Set task —
Every line that contains the word "used" should be copied out.

Provided data —
|---|

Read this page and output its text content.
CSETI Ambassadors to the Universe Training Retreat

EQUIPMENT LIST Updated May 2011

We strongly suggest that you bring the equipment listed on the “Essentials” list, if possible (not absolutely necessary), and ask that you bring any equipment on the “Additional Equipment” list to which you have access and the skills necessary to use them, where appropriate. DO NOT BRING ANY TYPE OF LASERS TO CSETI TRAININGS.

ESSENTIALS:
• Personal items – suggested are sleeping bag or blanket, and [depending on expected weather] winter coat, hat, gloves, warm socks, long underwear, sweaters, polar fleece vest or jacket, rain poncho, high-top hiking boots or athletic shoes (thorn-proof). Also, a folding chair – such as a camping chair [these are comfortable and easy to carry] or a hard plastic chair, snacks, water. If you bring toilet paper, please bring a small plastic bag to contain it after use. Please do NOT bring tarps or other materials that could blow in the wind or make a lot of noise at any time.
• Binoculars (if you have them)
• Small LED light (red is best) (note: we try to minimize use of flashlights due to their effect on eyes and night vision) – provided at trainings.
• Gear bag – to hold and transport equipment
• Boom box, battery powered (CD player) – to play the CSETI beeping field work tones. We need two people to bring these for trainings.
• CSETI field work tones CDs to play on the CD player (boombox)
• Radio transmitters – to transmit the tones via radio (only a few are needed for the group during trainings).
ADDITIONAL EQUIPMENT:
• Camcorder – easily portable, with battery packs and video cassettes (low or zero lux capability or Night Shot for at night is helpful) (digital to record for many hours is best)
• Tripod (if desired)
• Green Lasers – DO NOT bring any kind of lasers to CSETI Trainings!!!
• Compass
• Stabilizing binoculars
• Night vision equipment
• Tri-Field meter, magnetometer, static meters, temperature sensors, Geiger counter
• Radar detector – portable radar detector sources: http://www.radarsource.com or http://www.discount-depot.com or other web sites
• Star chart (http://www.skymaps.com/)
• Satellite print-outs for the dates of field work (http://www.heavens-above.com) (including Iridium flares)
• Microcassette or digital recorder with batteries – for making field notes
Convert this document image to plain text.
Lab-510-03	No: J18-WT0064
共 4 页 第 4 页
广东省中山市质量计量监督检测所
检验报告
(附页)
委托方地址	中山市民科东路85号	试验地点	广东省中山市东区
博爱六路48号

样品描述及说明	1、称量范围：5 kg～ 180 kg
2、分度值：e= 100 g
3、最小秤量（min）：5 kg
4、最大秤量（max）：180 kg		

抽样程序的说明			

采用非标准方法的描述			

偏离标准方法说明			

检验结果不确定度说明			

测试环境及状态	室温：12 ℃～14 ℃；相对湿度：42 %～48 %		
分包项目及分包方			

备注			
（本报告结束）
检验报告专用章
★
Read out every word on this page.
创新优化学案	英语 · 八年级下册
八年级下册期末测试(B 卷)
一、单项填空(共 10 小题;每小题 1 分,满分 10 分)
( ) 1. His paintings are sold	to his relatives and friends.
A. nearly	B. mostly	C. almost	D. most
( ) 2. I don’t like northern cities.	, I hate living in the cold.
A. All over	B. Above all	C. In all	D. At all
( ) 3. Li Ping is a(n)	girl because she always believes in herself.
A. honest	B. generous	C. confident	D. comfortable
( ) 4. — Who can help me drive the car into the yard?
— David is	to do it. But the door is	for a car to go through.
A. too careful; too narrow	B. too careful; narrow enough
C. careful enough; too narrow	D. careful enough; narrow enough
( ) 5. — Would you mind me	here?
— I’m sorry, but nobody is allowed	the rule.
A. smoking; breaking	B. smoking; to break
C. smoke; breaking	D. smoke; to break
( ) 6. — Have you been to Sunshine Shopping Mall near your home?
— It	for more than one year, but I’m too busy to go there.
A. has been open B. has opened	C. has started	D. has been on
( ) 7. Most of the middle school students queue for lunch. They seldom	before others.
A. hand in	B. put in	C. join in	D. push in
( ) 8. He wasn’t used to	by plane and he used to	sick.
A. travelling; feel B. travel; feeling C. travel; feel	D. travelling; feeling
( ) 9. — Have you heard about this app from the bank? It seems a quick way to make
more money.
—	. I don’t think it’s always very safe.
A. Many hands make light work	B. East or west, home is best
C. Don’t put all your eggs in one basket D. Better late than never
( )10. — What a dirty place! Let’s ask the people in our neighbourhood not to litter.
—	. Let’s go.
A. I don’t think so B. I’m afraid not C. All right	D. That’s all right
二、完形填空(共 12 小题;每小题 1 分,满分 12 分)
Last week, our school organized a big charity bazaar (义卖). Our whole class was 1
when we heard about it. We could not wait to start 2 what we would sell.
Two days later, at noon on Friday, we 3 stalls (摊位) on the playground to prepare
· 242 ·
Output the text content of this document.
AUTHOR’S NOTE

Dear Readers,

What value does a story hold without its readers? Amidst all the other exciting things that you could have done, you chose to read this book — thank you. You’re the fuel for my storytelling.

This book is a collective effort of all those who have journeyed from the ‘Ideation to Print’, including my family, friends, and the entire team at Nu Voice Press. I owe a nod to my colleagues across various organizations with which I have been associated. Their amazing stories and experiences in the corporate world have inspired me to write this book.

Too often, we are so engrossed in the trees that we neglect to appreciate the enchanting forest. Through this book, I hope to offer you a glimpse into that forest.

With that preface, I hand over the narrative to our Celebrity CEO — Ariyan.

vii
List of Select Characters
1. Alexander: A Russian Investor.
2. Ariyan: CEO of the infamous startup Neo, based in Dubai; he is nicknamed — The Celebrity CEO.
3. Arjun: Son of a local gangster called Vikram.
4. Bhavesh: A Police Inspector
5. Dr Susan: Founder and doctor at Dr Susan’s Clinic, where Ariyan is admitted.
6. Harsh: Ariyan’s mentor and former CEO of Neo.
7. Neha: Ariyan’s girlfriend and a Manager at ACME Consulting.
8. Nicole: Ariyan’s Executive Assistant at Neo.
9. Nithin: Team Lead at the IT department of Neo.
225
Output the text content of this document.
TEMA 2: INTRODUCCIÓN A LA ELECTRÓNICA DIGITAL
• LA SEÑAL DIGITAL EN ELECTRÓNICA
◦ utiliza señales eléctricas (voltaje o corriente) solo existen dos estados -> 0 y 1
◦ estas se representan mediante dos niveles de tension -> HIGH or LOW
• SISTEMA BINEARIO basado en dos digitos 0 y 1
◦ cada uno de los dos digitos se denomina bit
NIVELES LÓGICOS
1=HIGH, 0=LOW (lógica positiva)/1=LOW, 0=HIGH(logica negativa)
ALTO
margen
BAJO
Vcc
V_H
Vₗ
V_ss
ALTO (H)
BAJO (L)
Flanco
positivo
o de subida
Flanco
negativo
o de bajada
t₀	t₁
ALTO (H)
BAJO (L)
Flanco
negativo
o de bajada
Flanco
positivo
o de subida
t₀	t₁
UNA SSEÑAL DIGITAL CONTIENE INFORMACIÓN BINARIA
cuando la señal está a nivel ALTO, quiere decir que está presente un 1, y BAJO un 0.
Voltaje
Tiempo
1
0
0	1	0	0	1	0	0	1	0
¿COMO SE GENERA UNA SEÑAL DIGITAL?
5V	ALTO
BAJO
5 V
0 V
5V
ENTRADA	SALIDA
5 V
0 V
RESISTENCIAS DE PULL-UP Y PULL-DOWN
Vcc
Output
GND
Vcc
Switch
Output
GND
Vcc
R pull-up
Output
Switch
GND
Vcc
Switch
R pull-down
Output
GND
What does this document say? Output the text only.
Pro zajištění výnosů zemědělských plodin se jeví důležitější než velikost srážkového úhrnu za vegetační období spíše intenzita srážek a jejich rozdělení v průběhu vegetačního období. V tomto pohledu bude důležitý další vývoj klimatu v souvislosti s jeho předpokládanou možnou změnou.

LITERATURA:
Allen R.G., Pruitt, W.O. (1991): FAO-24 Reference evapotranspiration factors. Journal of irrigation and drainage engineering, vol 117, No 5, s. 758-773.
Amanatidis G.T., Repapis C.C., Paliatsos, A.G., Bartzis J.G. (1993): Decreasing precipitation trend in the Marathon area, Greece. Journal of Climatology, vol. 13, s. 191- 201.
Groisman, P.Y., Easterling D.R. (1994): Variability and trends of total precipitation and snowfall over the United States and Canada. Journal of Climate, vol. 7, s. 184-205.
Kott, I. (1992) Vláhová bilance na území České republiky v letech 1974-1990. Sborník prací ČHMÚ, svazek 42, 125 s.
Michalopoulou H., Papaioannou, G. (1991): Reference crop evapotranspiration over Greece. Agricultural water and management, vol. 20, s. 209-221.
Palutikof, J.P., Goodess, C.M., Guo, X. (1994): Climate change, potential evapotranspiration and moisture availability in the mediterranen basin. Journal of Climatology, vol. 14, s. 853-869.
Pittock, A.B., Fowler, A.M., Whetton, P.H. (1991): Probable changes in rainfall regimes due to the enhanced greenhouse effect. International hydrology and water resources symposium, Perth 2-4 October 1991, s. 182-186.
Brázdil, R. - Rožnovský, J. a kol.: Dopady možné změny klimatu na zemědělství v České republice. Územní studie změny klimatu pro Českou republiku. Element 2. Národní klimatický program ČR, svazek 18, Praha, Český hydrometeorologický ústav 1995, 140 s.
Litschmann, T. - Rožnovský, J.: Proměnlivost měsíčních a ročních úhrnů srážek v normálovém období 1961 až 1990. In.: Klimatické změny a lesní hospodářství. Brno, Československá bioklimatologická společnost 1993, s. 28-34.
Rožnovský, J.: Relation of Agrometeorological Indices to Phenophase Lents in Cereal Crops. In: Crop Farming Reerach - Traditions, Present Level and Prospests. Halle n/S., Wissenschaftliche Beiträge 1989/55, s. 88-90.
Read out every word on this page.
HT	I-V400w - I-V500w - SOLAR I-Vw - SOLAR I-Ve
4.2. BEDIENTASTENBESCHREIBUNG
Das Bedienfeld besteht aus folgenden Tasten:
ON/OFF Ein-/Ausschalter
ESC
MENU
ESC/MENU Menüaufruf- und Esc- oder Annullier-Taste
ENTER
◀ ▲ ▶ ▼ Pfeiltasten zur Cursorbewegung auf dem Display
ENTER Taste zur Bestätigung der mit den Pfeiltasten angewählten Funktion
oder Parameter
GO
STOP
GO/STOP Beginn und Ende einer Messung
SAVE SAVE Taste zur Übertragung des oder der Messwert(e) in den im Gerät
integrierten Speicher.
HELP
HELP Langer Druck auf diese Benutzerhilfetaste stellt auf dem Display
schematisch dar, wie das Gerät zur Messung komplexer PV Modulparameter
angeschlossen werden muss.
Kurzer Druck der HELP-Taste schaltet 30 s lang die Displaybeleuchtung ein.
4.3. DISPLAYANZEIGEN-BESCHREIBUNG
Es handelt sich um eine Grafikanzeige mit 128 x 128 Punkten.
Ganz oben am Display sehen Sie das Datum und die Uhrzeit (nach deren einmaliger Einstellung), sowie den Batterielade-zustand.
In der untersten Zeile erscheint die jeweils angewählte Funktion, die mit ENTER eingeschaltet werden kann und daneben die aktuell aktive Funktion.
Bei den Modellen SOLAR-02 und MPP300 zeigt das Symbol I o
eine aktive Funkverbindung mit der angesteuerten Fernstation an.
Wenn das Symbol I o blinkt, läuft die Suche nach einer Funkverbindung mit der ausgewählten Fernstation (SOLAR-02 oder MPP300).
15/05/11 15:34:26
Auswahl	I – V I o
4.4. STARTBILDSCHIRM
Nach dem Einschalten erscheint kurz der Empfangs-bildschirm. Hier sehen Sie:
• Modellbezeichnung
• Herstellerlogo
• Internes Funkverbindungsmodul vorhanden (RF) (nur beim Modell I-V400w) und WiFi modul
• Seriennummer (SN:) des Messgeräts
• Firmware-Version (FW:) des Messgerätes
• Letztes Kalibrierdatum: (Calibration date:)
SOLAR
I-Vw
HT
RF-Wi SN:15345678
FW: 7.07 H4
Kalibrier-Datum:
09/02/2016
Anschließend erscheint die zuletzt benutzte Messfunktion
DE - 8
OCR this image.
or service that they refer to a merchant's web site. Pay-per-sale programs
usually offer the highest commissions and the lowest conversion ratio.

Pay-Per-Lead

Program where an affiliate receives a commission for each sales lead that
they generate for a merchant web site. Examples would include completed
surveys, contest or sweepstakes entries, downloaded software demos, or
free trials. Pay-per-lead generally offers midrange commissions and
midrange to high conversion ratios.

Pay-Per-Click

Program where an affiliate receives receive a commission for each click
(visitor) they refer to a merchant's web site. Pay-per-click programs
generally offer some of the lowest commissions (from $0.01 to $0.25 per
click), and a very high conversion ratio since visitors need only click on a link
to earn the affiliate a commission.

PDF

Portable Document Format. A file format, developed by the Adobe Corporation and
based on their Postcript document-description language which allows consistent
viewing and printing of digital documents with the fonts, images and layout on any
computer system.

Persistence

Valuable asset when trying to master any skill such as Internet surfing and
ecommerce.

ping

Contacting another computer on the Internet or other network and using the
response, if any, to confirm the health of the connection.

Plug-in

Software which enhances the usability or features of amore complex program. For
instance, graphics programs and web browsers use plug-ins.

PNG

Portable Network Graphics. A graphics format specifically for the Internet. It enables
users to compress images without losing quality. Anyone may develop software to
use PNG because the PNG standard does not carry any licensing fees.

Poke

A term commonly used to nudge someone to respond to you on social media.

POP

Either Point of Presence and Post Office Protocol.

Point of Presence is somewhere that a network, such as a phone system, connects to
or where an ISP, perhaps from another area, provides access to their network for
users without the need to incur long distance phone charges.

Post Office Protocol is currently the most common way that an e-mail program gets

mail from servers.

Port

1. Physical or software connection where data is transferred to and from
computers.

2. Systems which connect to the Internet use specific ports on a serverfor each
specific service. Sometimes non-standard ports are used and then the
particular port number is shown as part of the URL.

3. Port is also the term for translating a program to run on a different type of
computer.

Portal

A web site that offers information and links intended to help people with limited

|---|

Output below —
( ) 8. He wasn’t used to	by plane and he used to	sick.
A term commonly used to nudge someone to respond to you on social media.
specific service. Sometimes non-standard ports are used and then the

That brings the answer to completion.